TASK INSTRUCTIONS
For the records below, say how many lines contain the string "group". Give the number only.

RAW RECORDS
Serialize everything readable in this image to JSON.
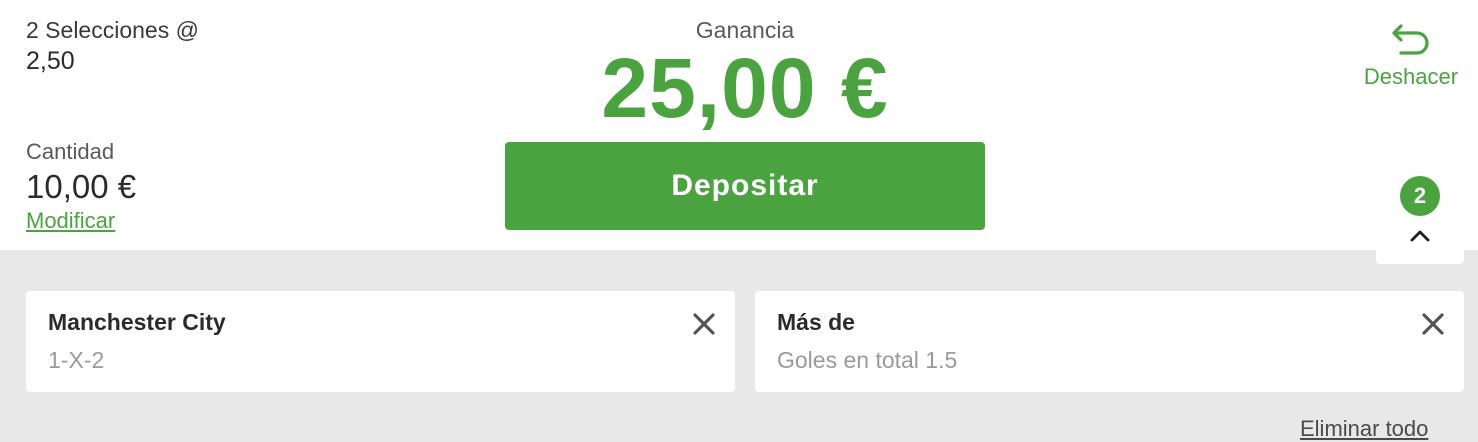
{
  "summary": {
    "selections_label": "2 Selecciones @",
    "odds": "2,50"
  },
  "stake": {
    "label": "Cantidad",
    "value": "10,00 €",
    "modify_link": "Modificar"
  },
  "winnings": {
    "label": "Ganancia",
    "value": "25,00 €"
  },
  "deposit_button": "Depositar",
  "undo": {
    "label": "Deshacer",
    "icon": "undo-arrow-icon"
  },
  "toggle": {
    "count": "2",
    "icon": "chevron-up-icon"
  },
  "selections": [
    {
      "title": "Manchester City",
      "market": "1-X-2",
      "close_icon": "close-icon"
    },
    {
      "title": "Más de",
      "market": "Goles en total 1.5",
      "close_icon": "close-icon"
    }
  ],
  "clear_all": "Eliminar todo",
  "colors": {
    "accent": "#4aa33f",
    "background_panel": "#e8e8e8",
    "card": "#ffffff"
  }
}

---

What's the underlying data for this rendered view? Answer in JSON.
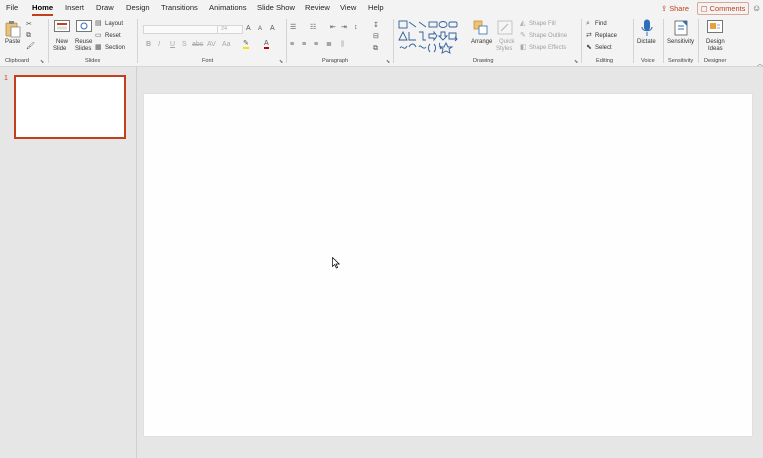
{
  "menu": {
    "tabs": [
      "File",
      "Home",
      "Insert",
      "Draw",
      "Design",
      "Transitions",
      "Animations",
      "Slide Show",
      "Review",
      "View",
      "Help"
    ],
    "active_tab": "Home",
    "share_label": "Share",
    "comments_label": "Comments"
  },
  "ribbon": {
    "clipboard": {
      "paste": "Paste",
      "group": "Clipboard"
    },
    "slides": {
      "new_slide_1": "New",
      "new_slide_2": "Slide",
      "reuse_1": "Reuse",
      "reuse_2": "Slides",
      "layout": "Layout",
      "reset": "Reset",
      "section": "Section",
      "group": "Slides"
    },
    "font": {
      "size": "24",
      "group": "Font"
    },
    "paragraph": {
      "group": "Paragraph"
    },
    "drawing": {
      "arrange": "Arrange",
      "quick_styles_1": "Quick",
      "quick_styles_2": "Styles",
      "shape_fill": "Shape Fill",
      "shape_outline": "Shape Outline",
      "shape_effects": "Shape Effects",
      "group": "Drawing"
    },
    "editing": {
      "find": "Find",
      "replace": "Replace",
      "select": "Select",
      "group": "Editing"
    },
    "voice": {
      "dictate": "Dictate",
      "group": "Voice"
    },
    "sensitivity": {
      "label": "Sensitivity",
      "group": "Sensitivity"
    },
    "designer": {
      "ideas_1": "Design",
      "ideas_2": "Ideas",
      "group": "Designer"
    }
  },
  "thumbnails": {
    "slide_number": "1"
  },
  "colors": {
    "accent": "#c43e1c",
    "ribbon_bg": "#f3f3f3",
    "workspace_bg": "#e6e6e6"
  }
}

FULL ANSWER
9